- INSTRUCTIONS TO FOLLOW: Copy the lines of the material below word for word, from its start through the line that contains "The lower horizontal", inclusive. Leave out the pictures.

[Stored items]
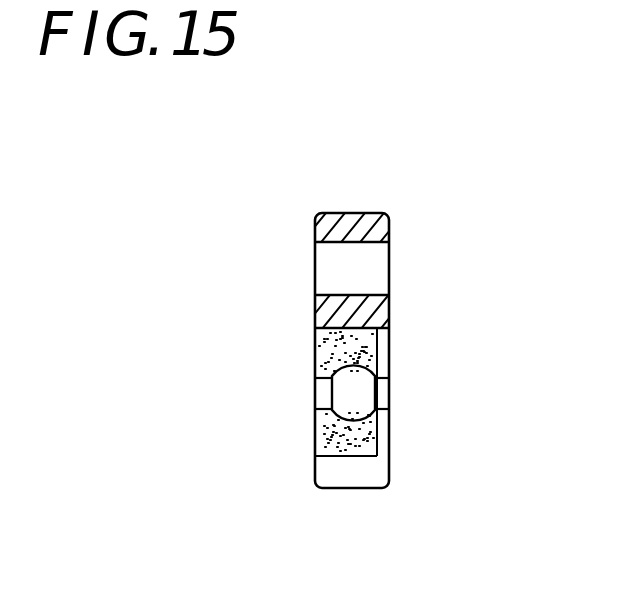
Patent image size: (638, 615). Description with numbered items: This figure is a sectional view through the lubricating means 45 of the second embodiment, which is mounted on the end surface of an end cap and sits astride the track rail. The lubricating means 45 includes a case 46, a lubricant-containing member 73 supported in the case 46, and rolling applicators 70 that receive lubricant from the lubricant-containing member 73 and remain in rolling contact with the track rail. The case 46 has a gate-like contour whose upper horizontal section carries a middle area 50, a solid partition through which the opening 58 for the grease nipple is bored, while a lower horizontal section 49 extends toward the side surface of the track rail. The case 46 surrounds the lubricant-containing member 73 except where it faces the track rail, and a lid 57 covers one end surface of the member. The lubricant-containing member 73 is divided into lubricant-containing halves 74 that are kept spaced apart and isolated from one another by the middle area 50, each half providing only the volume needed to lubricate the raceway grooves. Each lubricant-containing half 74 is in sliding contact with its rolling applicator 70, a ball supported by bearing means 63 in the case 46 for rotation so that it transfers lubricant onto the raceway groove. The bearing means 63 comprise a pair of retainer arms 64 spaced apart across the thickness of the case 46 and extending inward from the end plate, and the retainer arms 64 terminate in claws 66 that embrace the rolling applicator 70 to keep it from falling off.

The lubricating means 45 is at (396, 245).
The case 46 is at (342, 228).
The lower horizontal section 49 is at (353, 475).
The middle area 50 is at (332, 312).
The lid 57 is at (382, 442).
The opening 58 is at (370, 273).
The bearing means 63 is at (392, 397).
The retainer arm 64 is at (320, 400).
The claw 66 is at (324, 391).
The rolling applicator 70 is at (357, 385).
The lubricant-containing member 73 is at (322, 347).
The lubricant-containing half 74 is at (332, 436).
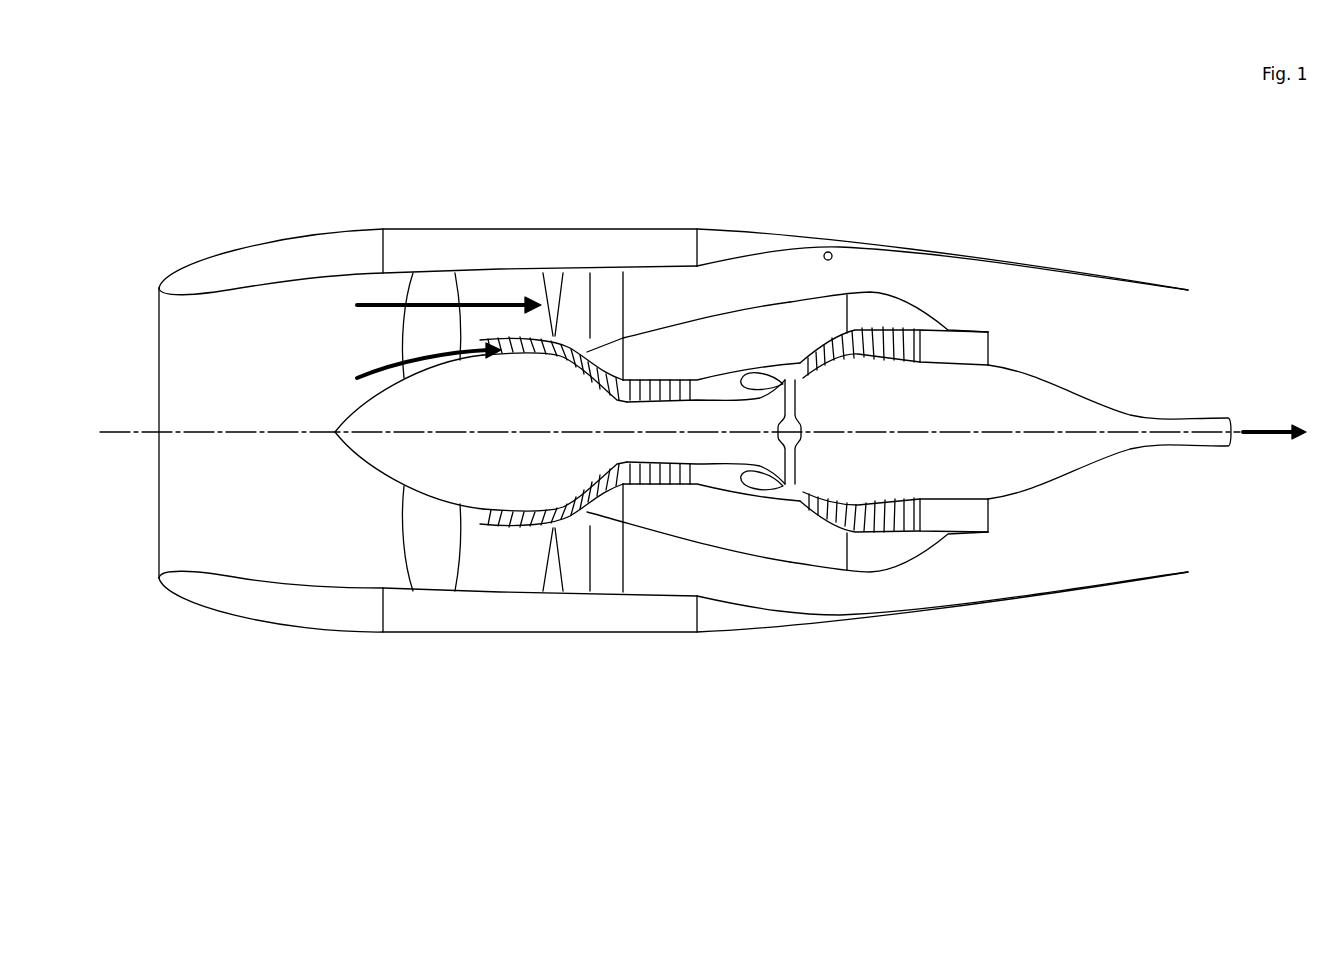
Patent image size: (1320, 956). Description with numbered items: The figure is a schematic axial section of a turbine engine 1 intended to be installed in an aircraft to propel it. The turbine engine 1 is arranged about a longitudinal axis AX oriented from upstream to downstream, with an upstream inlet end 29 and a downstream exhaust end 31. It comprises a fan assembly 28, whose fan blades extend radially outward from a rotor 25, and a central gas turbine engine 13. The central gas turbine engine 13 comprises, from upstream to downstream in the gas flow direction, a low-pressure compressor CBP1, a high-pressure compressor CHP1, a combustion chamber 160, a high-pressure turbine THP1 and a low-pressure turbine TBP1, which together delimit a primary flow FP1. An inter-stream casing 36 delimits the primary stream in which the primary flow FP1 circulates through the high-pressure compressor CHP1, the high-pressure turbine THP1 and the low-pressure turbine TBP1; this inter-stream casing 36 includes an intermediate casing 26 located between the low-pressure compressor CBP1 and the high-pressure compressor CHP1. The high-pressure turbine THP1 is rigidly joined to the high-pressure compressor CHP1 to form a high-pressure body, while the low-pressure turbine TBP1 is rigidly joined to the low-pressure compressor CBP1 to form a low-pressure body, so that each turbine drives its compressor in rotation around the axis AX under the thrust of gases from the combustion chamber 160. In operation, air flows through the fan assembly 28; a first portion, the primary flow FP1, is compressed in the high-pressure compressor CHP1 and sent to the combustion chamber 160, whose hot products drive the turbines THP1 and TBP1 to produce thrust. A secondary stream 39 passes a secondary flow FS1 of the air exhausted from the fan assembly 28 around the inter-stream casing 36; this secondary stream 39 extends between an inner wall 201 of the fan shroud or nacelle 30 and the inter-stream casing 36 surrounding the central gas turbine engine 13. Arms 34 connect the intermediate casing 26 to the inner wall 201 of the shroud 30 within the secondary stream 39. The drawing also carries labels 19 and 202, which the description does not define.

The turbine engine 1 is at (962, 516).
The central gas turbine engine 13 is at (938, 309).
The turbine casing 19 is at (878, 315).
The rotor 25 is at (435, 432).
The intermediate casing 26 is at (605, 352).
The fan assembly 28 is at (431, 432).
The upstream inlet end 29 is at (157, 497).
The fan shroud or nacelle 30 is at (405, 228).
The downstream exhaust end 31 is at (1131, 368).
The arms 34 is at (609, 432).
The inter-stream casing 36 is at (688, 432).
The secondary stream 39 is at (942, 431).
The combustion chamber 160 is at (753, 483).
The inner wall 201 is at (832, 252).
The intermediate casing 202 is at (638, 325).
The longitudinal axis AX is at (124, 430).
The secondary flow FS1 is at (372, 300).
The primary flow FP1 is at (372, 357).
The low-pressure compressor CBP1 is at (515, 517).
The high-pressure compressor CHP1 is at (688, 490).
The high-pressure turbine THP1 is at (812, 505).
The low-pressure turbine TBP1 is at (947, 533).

- OUTPUT OF THE EXERCISE:
Patent image size: (638, 615). Description with numbered items: This figure is a sectional view through the lubricating means 45 of the second embodiment, which is mounted on the end surface of an end cap and sits astride the track rail. The lubricating means 45 includes a case 46, a lubricant-containing member 73 supported in the case 46, and rolling applicators 70 that receive lubricant from the lubricant-containing member 73 and remain in rolling contact with the track rail. The case 46 has a gate-like contour whose upper horizontal section carries a middle area 50, a solid partition through which the opening 58 for the grease nipple is bored, while a lower horizontal section 49 extends toward the side surface of the track rail. The case 46 surrounds the lubricant-containing member 73 except where it faces the track rail, and a lid 57 covers one end surface of the member. The lubricant-containing member 73 is divided into lubricant-containing halves 74 that are kept spaced apart and isolated from one another by the middle area 50, each half providing only the volume needed to lubricate the raceway grooves. Each lubricant-containing half 74 is in sliding contact with its rolling applicator 70, a ball supported by bearing means 63 in the case 46 for rotation so that it transfers lubricant onto the raceway groove. The bearing means 63 comprise a pair of retainer arms 64 spaced apart across the thickness of the case 46 and extending inward from the end plate, and the retainer arms 64 terminate in claws 66 that embrace the rolling applicator 70 to keep it from falling off.

The lubricating means 45 is at (396, 245).
The case 46 is at (342, 228).
The lower horizontal section 49 is at (353, 475).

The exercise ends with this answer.